REQUIRED TASK: Render the material as a numbered list, starting at its first line and ending with the line that contains "banner-text-part: 광릉 숲을", omitting any blank lines.

Coordinate annotation records:

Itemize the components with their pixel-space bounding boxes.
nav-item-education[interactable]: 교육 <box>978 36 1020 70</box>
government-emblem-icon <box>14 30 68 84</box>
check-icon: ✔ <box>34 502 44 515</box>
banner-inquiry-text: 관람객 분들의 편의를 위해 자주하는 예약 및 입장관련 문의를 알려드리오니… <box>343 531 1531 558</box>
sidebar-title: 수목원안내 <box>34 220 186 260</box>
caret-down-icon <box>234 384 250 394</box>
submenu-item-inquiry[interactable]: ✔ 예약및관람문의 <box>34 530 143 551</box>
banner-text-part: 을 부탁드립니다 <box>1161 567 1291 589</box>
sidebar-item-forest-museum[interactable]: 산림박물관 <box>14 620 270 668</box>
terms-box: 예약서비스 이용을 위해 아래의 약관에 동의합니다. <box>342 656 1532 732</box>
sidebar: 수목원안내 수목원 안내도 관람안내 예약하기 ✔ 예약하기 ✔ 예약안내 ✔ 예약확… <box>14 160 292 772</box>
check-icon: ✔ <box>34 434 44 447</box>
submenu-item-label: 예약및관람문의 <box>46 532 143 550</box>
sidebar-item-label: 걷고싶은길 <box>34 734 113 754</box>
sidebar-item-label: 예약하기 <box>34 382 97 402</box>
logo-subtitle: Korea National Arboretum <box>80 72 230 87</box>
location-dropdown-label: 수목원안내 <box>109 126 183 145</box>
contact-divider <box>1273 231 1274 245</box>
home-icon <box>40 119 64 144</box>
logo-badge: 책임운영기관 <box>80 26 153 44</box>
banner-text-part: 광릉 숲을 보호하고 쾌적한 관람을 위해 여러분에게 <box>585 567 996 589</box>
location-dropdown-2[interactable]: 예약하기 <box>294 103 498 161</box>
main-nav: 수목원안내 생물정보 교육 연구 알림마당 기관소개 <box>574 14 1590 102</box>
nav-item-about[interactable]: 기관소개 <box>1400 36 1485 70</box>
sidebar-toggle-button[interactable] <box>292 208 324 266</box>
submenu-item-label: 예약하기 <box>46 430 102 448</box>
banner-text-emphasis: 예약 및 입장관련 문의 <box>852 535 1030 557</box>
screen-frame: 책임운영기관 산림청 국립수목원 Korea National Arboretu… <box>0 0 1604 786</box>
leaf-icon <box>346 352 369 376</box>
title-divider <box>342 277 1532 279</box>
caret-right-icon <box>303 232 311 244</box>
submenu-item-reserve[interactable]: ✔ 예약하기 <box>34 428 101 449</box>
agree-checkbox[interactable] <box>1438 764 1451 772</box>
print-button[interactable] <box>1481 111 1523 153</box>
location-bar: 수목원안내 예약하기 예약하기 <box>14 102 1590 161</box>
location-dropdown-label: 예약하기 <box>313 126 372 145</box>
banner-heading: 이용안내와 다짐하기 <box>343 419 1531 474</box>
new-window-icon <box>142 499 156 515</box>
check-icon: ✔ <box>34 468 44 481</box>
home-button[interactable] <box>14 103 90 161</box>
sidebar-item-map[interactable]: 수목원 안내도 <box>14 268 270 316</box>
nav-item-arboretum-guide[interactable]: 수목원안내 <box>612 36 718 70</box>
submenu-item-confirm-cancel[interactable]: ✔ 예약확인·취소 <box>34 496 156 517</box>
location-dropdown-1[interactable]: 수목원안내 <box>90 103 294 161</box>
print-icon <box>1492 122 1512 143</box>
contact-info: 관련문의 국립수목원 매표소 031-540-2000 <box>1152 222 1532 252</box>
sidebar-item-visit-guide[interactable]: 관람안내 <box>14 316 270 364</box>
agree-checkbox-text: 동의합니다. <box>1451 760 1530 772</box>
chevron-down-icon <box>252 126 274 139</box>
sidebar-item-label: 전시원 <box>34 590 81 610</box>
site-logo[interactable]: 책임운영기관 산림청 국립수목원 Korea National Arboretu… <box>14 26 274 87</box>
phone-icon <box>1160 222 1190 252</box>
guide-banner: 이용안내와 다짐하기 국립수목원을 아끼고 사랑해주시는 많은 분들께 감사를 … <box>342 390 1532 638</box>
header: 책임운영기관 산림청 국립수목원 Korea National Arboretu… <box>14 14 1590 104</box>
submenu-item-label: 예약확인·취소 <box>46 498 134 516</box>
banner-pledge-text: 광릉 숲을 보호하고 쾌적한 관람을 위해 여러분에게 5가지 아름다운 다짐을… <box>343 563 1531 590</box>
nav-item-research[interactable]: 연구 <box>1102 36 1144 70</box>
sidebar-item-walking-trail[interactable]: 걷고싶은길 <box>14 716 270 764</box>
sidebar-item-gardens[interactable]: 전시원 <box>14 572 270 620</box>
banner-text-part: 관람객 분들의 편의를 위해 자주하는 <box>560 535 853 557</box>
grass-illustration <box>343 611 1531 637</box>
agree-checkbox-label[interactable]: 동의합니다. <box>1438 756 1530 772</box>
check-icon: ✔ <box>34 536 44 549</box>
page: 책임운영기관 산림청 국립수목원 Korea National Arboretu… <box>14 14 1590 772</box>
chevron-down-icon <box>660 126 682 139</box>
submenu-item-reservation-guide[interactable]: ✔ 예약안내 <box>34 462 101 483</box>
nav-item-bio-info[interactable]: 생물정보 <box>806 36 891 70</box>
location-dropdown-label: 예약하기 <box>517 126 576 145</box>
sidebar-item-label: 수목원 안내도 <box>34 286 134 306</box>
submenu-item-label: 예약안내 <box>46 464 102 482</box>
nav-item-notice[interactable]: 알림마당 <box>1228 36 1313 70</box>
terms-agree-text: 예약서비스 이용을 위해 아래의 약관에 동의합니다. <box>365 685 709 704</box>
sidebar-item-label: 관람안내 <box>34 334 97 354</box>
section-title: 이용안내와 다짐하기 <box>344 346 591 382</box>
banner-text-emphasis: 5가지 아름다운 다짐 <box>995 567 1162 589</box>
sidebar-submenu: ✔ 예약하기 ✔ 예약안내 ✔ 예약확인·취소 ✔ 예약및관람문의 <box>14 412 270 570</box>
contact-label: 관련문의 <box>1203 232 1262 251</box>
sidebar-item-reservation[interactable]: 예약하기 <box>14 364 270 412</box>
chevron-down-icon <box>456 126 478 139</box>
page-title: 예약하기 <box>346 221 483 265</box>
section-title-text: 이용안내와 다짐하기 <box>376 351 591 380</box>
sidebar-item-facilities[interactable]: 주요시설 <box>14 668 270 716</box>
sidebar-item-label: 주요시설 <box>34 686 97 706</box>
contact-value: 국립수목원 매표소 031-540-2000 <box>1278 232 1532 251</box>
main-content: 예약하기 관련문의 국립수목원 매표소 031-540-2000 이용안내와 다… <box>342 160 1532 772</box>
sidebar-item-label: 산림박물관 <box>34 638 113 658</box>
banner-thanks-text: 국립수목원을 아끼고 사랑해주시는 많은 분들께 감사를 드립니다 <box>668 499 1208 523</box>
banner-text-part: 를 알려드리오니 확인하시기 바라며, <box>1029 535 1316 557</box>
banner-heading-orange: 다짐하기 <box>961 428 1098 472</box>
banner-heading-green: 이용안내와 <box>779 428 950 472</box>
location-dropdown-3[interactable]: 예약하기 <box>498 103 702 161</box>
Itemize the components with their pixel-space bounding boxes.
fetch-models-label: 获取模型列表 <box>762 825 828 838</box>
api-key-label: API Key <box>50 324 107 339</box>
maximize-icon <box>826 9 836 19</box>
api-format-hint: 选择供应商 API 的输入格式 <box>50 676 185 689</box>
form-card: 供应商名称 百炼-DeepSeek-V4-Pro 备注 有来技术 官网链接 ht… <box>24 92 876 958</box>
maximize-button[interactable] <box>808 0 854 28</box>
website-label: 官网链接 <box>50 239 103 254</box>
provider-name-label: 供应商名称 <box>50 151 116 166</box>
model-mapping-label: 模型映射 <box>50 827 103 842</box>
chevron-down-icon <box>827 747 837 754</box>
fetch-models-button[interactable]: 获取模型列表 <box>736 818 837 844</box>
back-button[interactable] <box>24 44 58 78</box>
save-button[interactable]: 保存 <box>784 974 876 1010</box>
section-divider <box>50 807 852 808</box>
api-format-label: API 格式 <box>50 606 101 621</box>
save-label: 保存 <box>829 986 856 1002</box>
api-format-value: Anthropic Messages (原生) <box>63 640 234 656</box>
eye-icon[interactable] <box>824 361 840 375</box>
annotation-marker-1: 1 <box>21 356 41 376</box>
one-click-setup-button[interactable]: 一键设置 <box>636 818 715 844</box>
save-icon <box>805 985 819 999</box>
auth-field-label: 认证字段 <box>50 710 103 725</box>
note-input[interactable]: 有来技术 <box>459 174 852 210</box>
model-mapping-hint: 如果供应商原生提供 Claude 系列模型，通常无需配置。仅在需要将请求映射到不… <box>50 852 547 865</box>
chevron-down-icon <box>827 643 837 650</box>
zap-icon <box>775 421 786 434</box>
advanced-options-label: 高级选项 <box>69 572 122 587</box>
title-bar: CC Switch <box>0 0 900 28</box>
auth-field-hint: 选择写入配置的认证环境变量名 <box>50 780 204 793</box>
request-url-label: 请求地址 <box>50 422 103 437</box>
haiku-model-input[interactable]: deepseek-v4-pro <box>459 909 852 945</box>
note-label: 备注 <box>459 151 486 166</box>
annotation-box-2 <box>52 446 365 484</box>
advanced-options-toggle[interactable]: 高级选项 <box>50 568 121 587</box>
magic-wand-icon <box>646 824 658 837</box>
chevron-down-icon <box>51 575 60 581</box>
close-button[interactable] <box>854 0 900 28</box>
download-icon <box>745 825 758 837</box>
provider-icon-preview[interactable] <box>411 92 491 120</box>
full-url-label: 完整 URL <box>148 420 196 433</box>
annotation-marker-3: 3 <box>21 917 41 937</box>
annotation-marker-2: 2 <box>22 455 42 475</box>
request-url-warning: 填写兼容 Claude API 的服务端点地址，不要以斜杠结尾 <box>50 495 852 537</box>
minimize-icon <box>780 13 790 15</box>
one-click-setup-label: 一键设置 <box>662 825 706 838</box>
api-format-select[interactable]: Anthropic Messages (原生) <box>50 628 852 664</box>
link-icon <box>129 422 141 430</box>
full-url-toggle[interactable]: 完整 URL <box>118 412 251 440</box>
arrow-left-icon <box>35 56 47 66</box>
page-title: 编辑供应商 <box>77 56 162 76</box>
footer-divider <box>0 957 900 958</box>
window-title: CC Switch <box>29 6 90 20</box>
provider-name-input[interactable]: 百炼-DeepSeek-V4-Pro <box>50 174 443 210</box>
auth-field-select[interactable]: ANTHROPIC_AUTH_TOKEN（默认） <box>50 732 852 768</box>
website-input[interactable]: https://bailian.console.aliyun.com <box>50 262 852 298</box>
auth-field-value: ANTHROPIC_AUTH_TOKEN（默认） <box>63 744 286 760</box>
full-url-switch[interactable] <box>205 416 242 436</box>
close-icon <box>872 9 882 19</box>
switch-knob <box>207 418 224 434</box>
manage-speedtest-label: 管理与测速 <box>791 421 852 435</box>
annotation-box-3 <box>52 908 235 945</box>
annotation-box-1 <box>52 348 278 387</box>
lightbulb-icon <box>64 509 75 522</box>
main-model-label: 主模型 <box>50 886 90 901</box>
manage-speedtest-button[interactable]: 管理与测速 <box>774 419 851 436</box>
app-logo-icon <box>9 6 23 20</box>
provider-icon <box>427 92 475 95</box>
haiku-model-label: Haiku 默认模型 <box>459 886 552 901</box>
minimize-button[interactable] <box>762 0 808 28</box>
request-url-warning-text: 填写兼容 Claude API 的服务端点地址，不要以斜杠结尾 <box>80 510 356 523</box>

FULL SOLUTION:
1. Itemize the components with their pixel-space bounding boxes.
2. nav-item-education[interactable]: 교육 <box>978 36 1020 70</box>
3. government-emblem-icon <box>14 30 68 84</box>
4. check-icon: ✔ <box>34 502 44 515</box>
5. banner-inquiry-text: 관람객 분들의 편의를 위해 자주하는 예약 및 입장관련 문의를 알려드리오니… <box>343 531 1531 558</box>
6. sidebar-title: 수목원안내 <box>34 220 186 260</box>
7. caret-down-icon <box>234 384 250 394</box>
8. submenu-item-inquiry[interactable]: ✔ 예약및관람문의 <box>34 530 143 551</box>
9. banner-text-part: 을 부탁드립니다 <box>1161 567 1291 589</box>
10. sidebar-item-forest-museum[interactable]: 산림박물관 <box>14 620 270 668</box>
11. terms-box: 예약서비스 이용을 위해 아래의 약관에 동의합니다. <box>342 656 1532 732</box>
12. sidebar: 수목원안내 수목원 안내도 관람안내 예약하기 ✔ 예약하기 ✔ 예약안내 ✔ 예약확… <box>14 160 292 772</box>
13. check-icon: ✔ <box>34 434 44 447</box>
14. submenu-item-label: 예약및관람문의 <box>46 532 143 550</box>
15. sidebar-item-label: 걷고싶은길 <box>34 734 113 754</box>
16. sidebar-item-label: 예약하기 <box>34 382 97 402</box>
17. logo-subtitle: Korea National Arboretum <box>80 72 230 87</box>
18. location-dropdown-label: 수목원안내 <box>109 126 183 145</box>
19. contact-divider <box>1273 231 1274 245</box>
20. home-icon <box>40 119 64 144</box>
21. logo-badge: 책임운영기관 <box>80 26 153 44</box>
22. banner-text-part: 광릉 숲을 보호하고 쾌적한 관람을 위해 여러분에게 <box>585 567 996 589</box>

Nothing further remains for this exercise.